■ Supplied information ■
--------

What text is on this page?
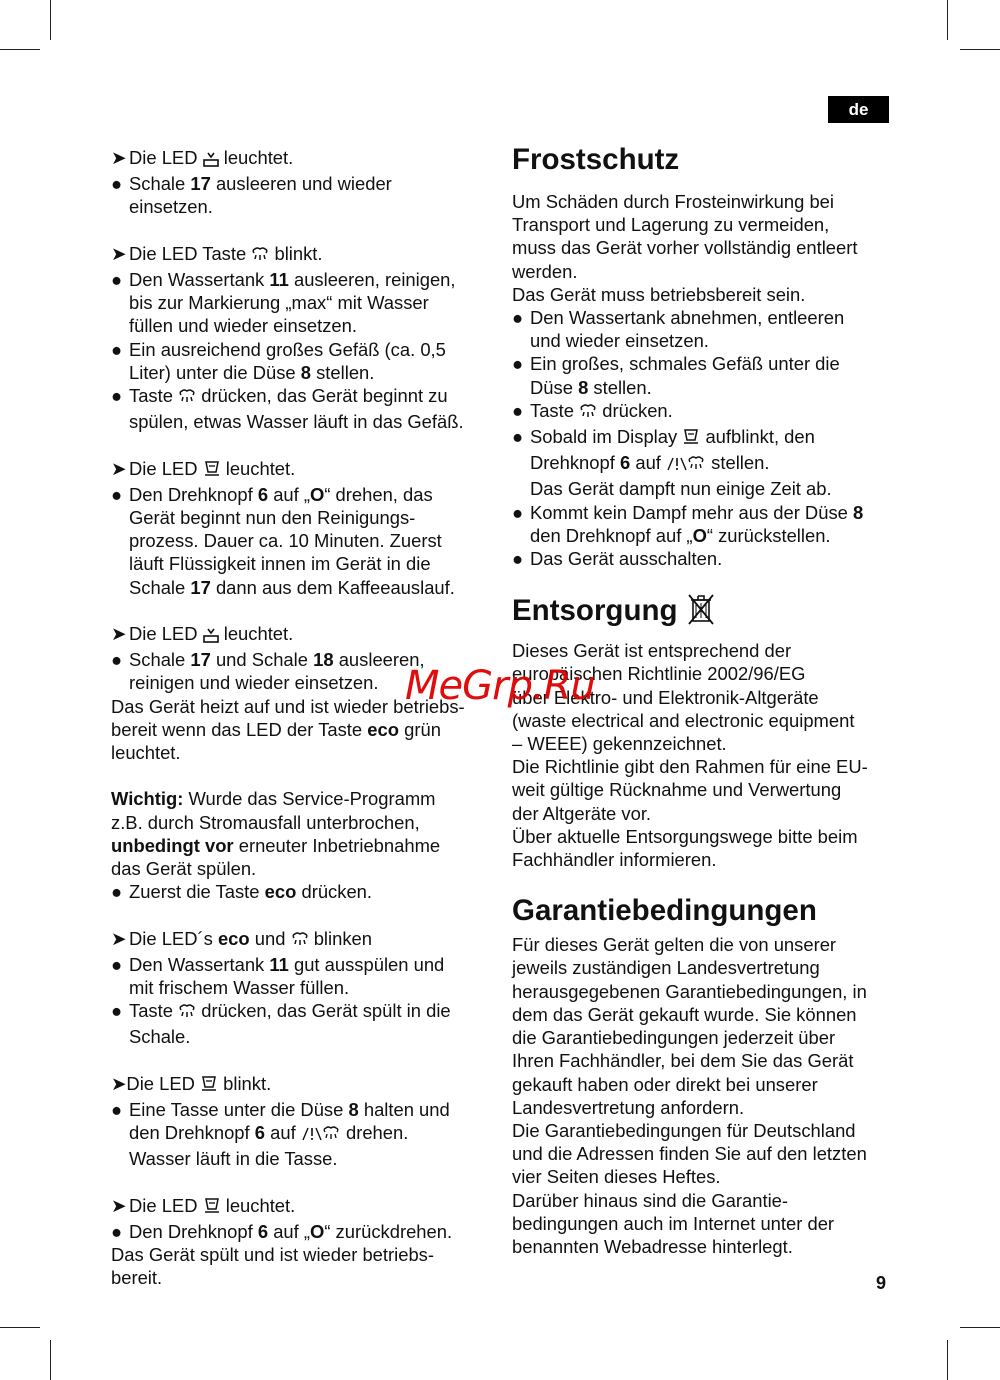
de
➤ Die LED leuchtet.
● Schale 17 ausleeren und wieder
einsetzen.
➤ Die LED Taste blinkt.
● Den Wassertank 11 ausleeren, reinigen,
bis zur Markierung „max“ mit Wasser
füllen und wieder einsetzen.
● Ein ausreichend großes Gefäß (ca. 0,5
Liter) unter die Düse 8 stellen.
● Taste drücken, das Gerät beginnt zu
spülen, etwas Wasser läuft in das Gefäß.
➤ Die LED leuchtet.
● Den Drehknopf 6 auf „O“ drehen, das
Gerät beginnt nun den Reinigungs-
prozess. Dauer ca. 10 Minuten. Zuerst
läuft Flüssigkeit innen im Gerät in die
Schale 17 dann aus dem Kaffeeauslauf.
➤ Die LED leuchtet.
● Schale 17 und Schale 18 ausleeren,
reinigen und wieder einsetzen.
Das Gerät heizt auf und ist wieder betriebs-
bereit wenn das LED der Taste eco grün
leuchtet.
Wichtig: Wurde das Service-Programm
z.B. durch Stromausfall unterbrochen,
unbedingt vor erneuter Inbetriebnahme
das Gerät spülen.
● Zuerst die Taste eco drücken.
➤ Die LED´s eco und blinken
● Den Wassertank 11 gut ausspülen und
mit frischem Wasser füllen.
● Taste drücken, das Gerät spült in die
Schale.
➤Die LED blinkt.
● Eine Tasse unter die Düse 8 halten und
den Drehknopf 6 auf	drehen.
Wasser läuft in die Tasse.
➤ Die LED leuchtet.
● Den Drehknopf 6 auf „O“ zurückdrehen.
Das Gerät spült und ist wieder betriebs-
bereit.
Frostschutz
Um Schäden durch Frosteinwirkung bei
Transport und Lagerung zu vermeiden,
muss das Gerät vorher vollständig entleert
werden.
Das Gerät muss betriebsbereit sein.
● Den Wassertank abnehmen, entleeren
und wieder einsetzen.
● Ein großes, schmales Gefäß unter die
Düse 8 stellen.
● Taste drücken.
● Sobald im Display aufblinkt, den
Drehknopf 6 auf	stellen.
Das Gerät dampft nun einige Zeit ab.
● Kommt kein Dampf mehr aus der Düse 8
den Drehknopf auf „O“ zurückstellen.
● Das Gerät ausschalten.
Entsorgung
Dieses Gerät ist entsprechend der
europäischen Richtlinie 2002/96/EG
über Elektro- und Elektronik-Altgeräte
(waste electrical and electronic equipment
– WEEE) gekennzeichnet.
Die Richtlinie gibt den Rahmen für eine EU-
weit gültige Rücknahme und Verwertung
der Altgeräte vor.
Über aktuelle Entsorgungswege bitte beim
Fachhändler informieren.
Garantiebedingungen
Für dieses Gerät gelten die von unserer
jeweils zuständigen Landesvertretung
herausgegebenen Garantiebedingungen, in
dem das Gerät gekauft wurde. Sie können
die Garantiebedingungen jederzeit über
Ihren Fachhändler, bei dem Sie das Gerät
gekauft haben oder direkt bei unserer
Landesvertretung anfordern.
Die Garantiebedingungen für Deutschland
und die Adressen finden Sie auf den letzten
vier Seiten dieses Heftes.
Darüber hinaus sind die Garantie-
bedingungen auch im Internet unter der
benannten Webadresse hinterlegt.
MeGrp.Ru
9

--------

■ The task ■
Give the count of lines in the listing above that include "einsetzen", with no other words.

■ Output for this task ■
4